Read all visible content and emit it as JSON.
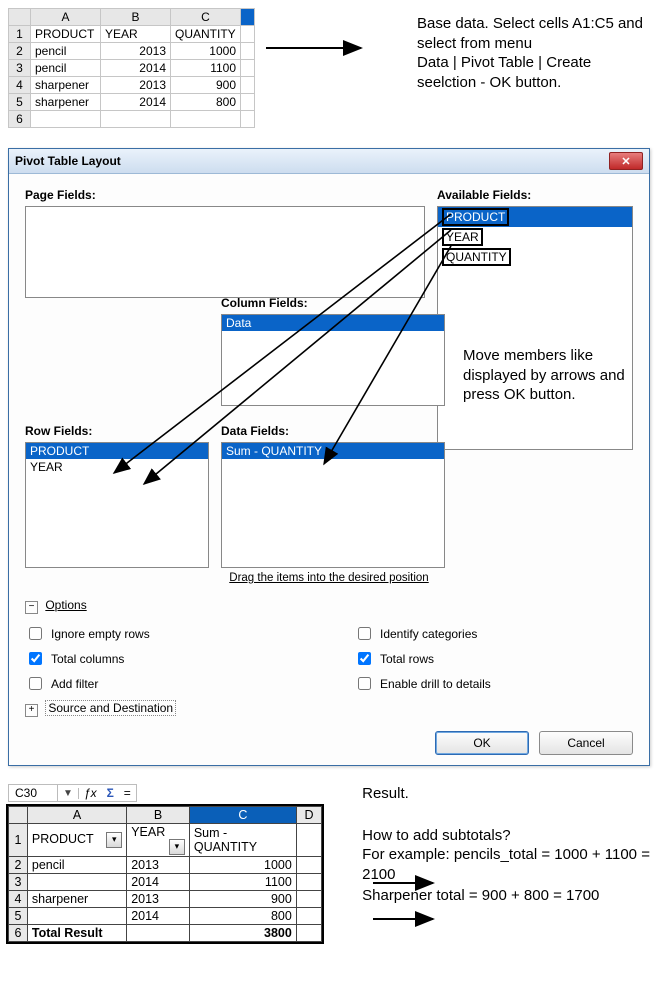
{
  "sheet1": {
    "cols": [
      "A",
      "B",
      "C"
    ],
    "headers": {
      "a": "PRODUCT",
      "b": "YEAR",
      "c": "QUANTITY"
    },
    "rows": [
      {
        "n": "1",
        "a": "PRODUCT",
        "b": "YEAR",
        "c": "QUANTITY"
      },
      {
        "n": "2",
        "a": "pencil",
        "b": "2013",
        "c": "1000"
      },
      {
        "n": "3",
        "a": "pencil",
        "b": "2014",
        "c": "1100"
      },
      {
        "n": "4",
        "a": "sharpener",
        "b": "2013",
        "c": "900"
      },
      {
        "n": "5",
        "a": "sharpener",
        "b": "2014",
        "c": "800"
      },
      {
        "n": "6",
        "a": "",
        "b": "",
        "c": ""
      }
    ]
  },
  "note1": "Base data. Select cells A1:C5 and select from menu\nData | Pivot Table | Create seelction -  OK button.",
  "dialog": {
    "title": "Pivot Table Layout",
    "labels": {
      "page": "Page Fields:",
      "avail": "Available Fields:",
      "col": "Column Fields:",
      "row": "Row Fields:",
      "data": "Data Fields:",
      "drag": "Drag the items into the desired position"
    },
    "avail": [
      "PRODUCT",
      "YEAR",
      "QUANTITY"
    ],
    "colf": [
      "Data"
    ],
    "rowf": [
      "PRODUCT",
      "YEAR"
    ],
    "dataf": [
      "Sum - QUANTITY"
    ],
    "opts": {
      "title": "Options",
      "ignore": "Ignore empty rows",
      "total_cols": "Total columns",
      "addfilter": "Add filter",
      "identify": "Identify categories",
      "total_rows": "Total rows",
      "drill": "Enable drill to details",
      "srcdst": "Source and Destination"
    },
    "sidenote": "Move members like displayed by arrows and press OK button.",
    "ok": "OK",
    "cancel": "Cancel"
  },
  "formula": {
    "cell": "C30",
    "fx": "ƒx",
    "sum": "Σ",
    "eq": "="
  },
  "sheet2": {
    "cols": [
      "A",
      "B",
      "C"
    ],
    "extra": "D",
    "headers": {
      "a": "PRODUCT",
      "b": "YEAR",
      "c": "Sum - QUANTITY"
    },
    "r2": {
      "a": "pencil",
      "b": "2013",
      "c": "1000"
    },
    "r3": {
      "a": "",
      "b": "2014",
      "c": "1100"
    },
    "r4": {
      "a": "sharpener",
      "b": "2013",
      "c": "900"
    },
    "r5": {
      "a": "",
      "b": "2014",
      "c": "800"
    },
    "r6": {
      "a": "Total Result",
      "b": "",
      "c": "3800"
    }
  },
  "note2": "Result.",
  "note3": "How to add subtotals?\nFor example: pencils_total = 1000 + 1100 = 2100",
  "note4": "Sharpener total = 900 + 800 = 1700"
}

========================================================================

- Task prompt:
Omit the pictures, then output every record exactly as given.

- Solution:
Read all visible content and emit it as JSON.
{
  "sheet1": {
    "cols": [
      "A",
      "B",
      "C"
    ],
    "headers": {
      "a": "PRODUCT",
      "b": "YEAR",
      "c": "QUANTITY"
    },
    "rows": [
      {
        "n": "1",
        "a": "PRODUCT",
        "b": "YEAR",
        "c": "QUANTITY"
      },
      {
        "n": "2",
        "a": "pencil",
        "b": "2013",
        "c": "1000"
      },
      {
        "n": "3",
        "a": "pencil",
        "b": "2014",
        "c": "1100"
      },
      {
        "n": "4",
        "a": "sharpener",
        "b": "2013",
        "c": "900"
      },
      {
        "n": "5",
        "a": "sharpener",
        "b": "2014",
        "c": "800"
      },
      {
        "n": "6",
        "a": "",
        "b": "",
        "c": ""
      }
    ]
  },
  "note1": "Base data. Select cells A1:C5 and select from menu\nData | Pivot Table | Create seelction -  OK button.",
  "dialog": {
    "title": "Pivot Table Layout",
    "labels": {
      "page": "Page Fields:",
      "avail": "Available Fields:",
      "col": "Column Fields:",
      "row": "Row Fields:",
      "data": "Data Fields:",
      "drag": "Drag the items into the desired position"
    },
    "avail": [
      "PRODUCT",
      "YEAR",
      "QUANTITY"
    ],
    "colf": [
      "Data"
    ],
    "rowf": [
      "PRODUCT",
      "YEAR"
    ],
    "dataf": [
      "Sum - QUANTITY"
    ],
    "opts": {
      "title": "Options",
      "ignore": "Ignore empty rows",
      "total_cols": "Total columns",
      "addfilter": "Add filter",
      "identify": "Identify categories",
      "total_rows": "Total rows",
      "drill": "Enable drill to details",
      "srcdst": "Source and Destination"
    },
    "sidenote": "Move members like displayed by arrows and press OK button.",
    "ok": "OK",
    "cancel": "Cancel"
  },
  "formula": {
    "cell": "C30",
    "fx": "ƒx",
    "sum": "Σ",
    "eq": "="
  },
  "sheet2": {
    "cols": [
      "A",
      "B",
      "C"
    ],
    "extra": "D",
    "headers": {
      "a": "PRODUCT",
      "b": "YEAR",
      "c": "Sum - QUANTITY"
    },
    "r2": {
      "a": "pencil",
      "b": "2013",
      "c": "1000"
    },
    "r3": {
      "a": "",
      "b": "2014",
      "c": "1100"
    },
    "r4": {
      "a": "sharpener",
      "b": "2013",
      "c": "900"
    },
    "r5": {
      "a": "",
      "b": "2014",
      "c": "800"
    },
    "r6": {
      "a": "Total Result",
      "b": "",
      "c": "3800"
    }
  },
  "note2": "Result.",
  "note3": "How to add subtotals?\nFor example: pencils_total = 1000 + 1100 = 2100",
  "note4": "Sharpener total = 900 + 800 = 1700"
}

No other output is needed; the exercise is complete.